### The request
Pictures do not belong in the copy. Return all of the entries exactly.

### Material to process
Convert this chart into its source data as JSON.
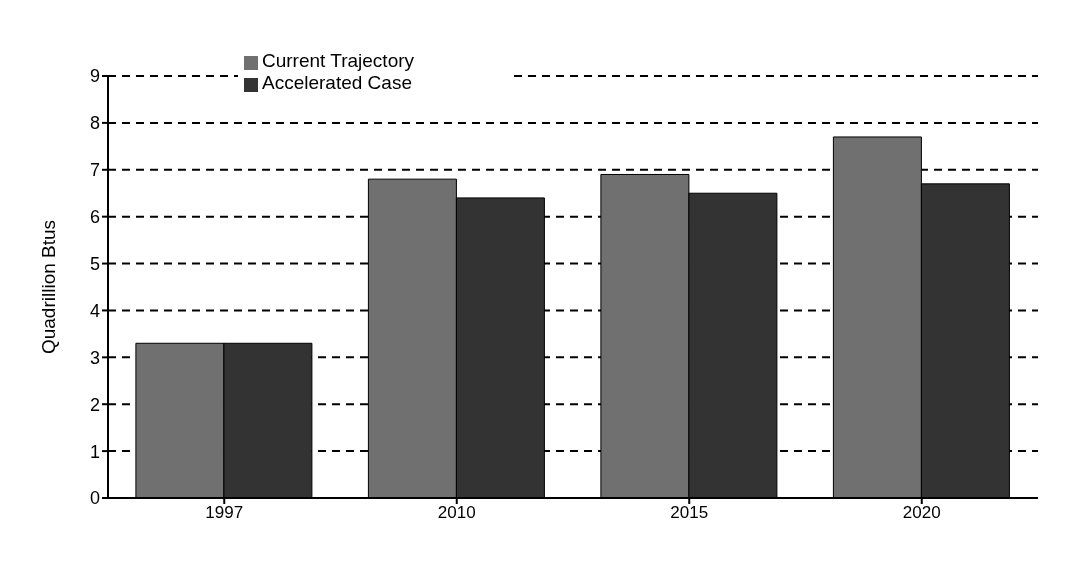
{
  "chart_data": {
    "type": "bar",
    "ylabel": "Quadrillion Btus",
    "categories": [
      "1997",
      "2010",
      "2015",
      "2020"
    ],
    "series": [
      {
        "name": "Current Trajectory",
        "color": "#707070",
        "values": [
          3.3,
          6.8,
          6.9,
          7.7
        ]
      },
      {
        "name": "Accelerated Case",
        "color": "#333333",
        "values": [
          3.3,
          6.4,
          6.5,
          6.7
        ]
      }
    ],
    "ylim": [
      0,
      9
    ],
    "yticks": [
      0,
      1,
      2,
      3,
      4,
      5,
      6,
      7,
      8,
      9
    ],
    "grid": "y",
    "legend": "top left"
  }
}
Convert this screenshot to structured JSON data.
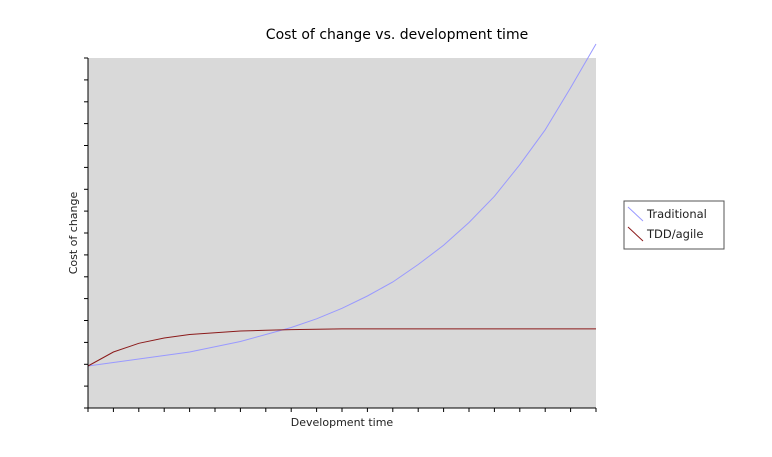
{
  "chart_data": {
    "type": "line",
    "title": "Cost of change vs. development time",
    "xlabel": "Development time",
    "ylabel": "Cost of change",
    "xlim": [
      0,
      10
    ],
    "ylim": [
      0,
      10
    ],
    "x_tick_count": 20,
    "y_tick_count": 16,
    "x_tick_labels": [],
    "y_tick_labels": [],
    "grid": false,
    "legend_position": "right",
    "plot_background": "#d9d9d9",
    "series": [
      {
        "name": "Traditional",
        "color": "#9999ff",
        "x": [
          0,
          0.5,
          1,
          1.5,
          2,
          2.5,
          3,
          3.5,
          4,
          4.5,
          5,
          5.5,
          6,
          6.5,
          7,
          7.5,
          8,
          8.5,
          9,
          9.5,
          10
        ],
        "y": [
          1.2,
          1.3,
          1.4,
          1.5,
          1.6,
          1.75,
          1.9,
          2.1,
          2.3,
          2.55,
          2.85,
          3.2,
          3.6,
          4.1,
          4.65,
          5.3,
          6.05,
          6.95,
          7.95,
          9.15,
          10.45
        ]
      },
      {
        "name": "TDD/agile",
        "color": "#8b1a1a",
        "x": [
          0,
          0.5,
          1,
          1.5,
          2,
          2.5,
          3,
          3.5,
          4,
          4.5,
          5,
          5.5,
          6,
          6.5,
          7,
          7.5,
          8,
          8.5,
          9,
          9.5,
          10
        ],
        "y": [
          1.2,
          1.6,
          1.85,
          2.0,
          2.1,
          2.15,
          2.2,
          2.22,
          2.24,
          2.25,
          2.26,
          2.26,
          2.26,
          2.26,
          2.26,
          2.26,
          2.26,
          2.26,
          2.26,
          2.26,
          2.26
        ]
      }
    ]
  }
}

### Solution
Convert this chart into its source data as JSON.
{
  "chart_data": {
    "type": "bar",
    "ylabel": "Quadrillion Btus",
    "categories": [
      "1997",
      "2010",
      "2015",
      "2020"
    ],
    "series": [
      {
        "name": "Current Trajectory",
        "color": "#707070",
        "values": [
          3.3,
          6.8,
          6.9,
          7.7
        ]
      },
      {
        "name": "Accelerated Case",
        "color": "#333333",
        "values": [
          3.3,
          6.4,
          6.5,
          6.7
        ]
      }
    ],
    "ylim": [
      0,
      9
    ],
    "yticks": [
      0,
      1,
      2,
      3,
      4,
      5,
      6,
      7,
      8,
      9
    ],
    "grid": "y",
    "legend": "top left"
  }
}
Convert this screenshot to structured JSON data.
{
  "chart_data": {
    "type": "line",
    "title": "Cost of change vs. development time",
    "xlabel": "Development time",
    "ylabel": "Cost of change",
    "xlim": [
      0,
      10
    ],
    "ylim": [
      0,
      10
    ],
    "x_tick_count": 20,
    "y_tick_count": 16,
    "x_tick_labels": [],
    "y_tick_labels": [],
    "grid": false,
    "legend_position": "right",
    "plot_background": "#d9d9d9",
    "series": [
      {
        "name": "Traditional",
        "color": "#9999ff",
        "x": [
          0,
          0.5,
          1,
          1.5,
          2,
          2.5,
          3,
          3.5,
          4,
          4.5,
          5,
          5.5,
          6,
          6.5,
          7,
          7.5,
          8,
          8.5,
          9,
          9.5,
          10
        ],
        "y": [
          1.2,
          1.3,
          1.4,
          1.5,
          1.6,
          1.75,
          1.9,
          2.1,
          2.3,
          2.55,
          2.85,
          3.2,
          3.6,
          4.1,
          4.65,
          5.3,
          6.05,
          6.95,
          7.95,
          9.15,
          10.45
        ]
      },
      {
        "name": "TDD/agile",
        "color": "#8b1a1a",
        "x": [
          0,
          0.5,
          1,
          1.5,
          2,
          2.5,
          3,
          3.5,
          4,
          4.5,
          5,
          5.5,
          6,
          6.5,
          7,
          7.5,
          8,
          8.5,
          9,
          9.5,
          10
        ],
        "y": [
          1.2,
          1.6,
          1.85,
          2.0,
          2.1,
          2.15,
          2.2,
          2.22,
          2.24,
          2.25,
          2.26,
          2.26,
          2.26,
          2.26,
          2.26,
          2.26,
          2.26,
          2.26,
          2.26,
          2.26,
          2.26
        ]
      }
    ]
  }
}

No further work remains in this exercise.